TASK DESCRIPTION
Reproduce the listing that follows with no differences at all.
== MATERIALS PROVIDED ==
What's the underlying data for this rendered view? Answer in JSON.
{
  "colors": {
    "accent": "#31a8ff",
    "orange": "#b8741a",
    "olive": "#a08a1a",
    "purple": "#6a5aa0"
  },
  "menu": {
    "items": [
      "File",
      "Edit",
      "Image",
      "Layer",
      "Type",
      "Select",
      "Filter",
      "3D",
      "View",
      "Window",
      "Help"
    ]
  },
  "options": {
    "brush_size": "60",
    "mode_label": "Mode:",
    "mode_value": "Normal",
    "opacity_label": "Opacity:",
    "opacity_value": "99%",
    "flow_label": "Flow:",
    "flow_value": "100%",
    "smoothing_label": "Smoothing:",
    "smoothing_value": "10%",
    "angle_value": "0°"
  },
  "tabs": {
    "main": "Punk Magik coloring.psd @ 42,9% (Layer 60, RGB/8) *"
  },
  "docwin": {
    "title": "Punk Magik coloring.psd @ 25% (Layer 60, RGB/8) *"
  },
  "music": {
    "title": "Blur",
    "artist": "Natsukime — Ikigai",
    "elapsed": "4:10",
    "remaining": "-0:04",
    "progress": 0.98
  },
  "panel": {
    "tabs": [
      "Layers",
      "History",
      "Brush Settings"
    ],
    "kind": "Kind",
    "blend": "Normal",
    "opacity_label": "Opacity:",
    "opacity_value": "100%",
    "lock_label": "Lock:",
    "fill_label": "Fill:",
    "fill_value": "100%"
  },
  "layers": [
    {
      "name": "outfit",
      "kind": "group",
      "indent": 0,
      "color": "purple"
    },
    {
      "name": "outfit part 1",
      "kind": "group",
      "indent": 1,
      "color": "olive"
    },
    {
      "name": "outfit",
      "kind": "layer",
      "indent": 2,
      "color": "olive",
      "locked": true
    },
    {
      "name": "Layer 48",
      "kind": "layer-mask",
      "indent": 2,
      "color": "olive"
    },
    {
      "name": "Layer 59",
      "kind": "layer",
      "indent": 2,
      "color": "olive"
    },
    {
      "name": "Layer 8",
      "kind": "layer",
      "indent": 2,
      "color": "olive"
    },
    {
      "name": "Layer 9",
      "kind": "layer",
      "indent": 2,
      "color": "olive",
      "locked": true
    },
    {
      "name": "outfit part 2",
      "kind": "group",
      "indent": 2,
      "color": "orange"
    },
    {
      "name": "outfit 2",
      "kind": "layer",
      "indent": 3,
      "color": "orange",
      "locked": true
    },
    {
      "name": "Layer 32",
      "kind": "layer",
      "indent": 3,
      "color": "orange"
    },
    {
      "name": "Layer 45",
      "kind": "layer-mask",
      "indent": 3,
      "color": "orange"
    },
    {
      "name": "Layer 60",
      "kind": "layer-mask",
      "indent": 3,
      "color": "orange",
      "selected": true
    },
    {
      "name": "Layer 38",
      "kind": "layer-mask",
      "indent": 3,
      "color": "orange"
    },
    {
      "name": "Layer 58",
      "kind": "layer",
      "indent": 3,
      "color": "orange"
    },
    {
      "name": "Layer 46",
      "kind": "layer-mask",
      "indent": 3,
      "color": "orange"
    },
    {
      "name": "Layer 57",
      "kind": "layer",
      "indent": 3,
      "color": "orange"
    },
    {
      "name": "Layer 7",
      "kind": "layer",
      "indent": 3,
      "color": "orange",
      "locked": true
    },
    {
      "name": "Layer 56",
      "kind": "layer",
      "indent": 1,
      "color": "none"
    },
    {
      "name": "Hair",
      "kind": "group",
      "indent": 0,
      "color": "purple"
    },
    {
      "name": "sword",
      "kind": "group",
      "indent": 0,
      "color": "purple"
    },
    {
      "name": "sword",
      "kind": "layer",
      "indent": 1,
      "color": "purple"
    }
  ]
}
===
RESULT
What's the underlying data for this rendered view? Answer in JSON.
{
  "colors": {
    "accent": "#31a8ff",
    "orange": "#b8741a",
    "olive": "#a08a1a",
    "purple": "#6a5aa0"
  },
  "menu": {
    "items": [
      "File",
      "Edit",
      "Image",
      "Layer",
      "Type",
      "Select",
      "Filter",
      "3D",
      "View",
      "Window",
      "Help"
    ]
  },
  "options": {
    "brush_size": "60",
    "mode_label": "Mode:",
    "mode_value": "Normal",
    "opacity_label": "Opacity:",
    "opacity_value": "99%",
    "flow_label": "Flow:",
    "flow_value": "100%",
    "smoothing_label": "Smoothing:",
    "smoothing_value": "10%",
    "angle_value": "0°"
  },
  "tabs": {
    "main": "Punk Magik coloring.psd @ 42,9% (Layer 60, RGB/8) *"
  },
  "docwin": {
    "title": "Punk Magik coloring.psd @ 25% (Layer 60, RGB/8) *"
  },
  "music": {
    "title": "Blur",
    "artist": "Natsukime — Ikigai",
    "elapsed": "4:10",
    "remaining": "-0:04",
    "progress": 0.98
  },
  "panel": {
    "tabs": [
      "Layers",
      "History",
      "Brush Settings"
    ],
    "kind": "Kind",
    "blend": "Normal",
    "opacity_label": "Opacity:",
    "opacity_value": "100%",
    "lock_label": "Lock:",
    "fill_label": "Fill:",
    "fill_value": "100%"
  },
  "layers": [
    {
      "name": "outfit",
      "kind": "group",
      "indent": 0,
      "color": "purple"
    },
    {
      "name": "outfit part 1",
      "kind": "group",
      "indent": 1,
      "color": "olive"
    },
    {
      "name": "outfit",
      "kind": "layer",
      "indent": 2,
      "color": "olive",
      "locked": true
    },
    {
      "name": "Layer 48",
      "kind": "layer-mask",
      "indent": 2,
      "color": "olive"
    },
    {
      "name": "Layer 59",
      "kind": "layer",
      "indent": 2,
      "color": "olive"
    },
    {
      "name": "Layer 8",
      "kind": "layer",
      "indent": 2,
      "color": "olive"
    },
    {
      "name": "Layer 9",
      "kind": "layer",
      "indent": 2,
      "color": "olive",
      "locked": true
    },
    {
      "name": "outfit part 2",
      "kind": "group",
      "indent": 2,
      "color": "orange"
    },
    {
      "name": "outfit 2",
      "kind": "layer",
      "indent": 3,
      "color": "orange",
      "locked": true
    },
    {
      "name": "Layer 32",
      "kind": "layer",
      "indent": 3,
      "color": "orange"
    },
    {
      "name": "Layer 45",
      "kind": "layer-mask",
      "indent": 3,
      "color": "orange"
    },
    {
      "name": "Layer 60",
      "kind": "layer-mask",
      "indent": 3,
      "color": "orange",
      "selected": true
    },
    {
      "name": "Layer 38",
      "kind": "layer-mask",
      "indent": 3,
      "color": "orange"
    },
    {
      "name": "Layer 58",
      "kind": "layer",
      "indent": 3,
      "color": "orange"
    },
    {
      "name": "Layer 46",
      "kind": "layer-mask",
      "indent": 3,
      "color": "orange"
    },
    {
      "name": "Layer 57",
      "kind": "layer",
      "indent": 3,
      "color": "orange"
    },
    {
      "name": "Layer 7",
      "kind": "layer",
      "indent": 3,
      "color": "orange",
      "locked": true
    },
    {
      "name": "Layer 56",
      "kind": "layer",
      "indent": 1,
      "color": "none"
    },
    {
      "name": "Hair",
      "kind": "group",
      "indent": 0,
      "color": "purple"
    },
    {
      "name": "sword",
      "kind": "group",
      "indent": 0,
      "color": "purple"
    },
    {
      "name": "sword",
      "kind": "layer",
      "indent": 1,
      "color": "purple"
    }
  ]
}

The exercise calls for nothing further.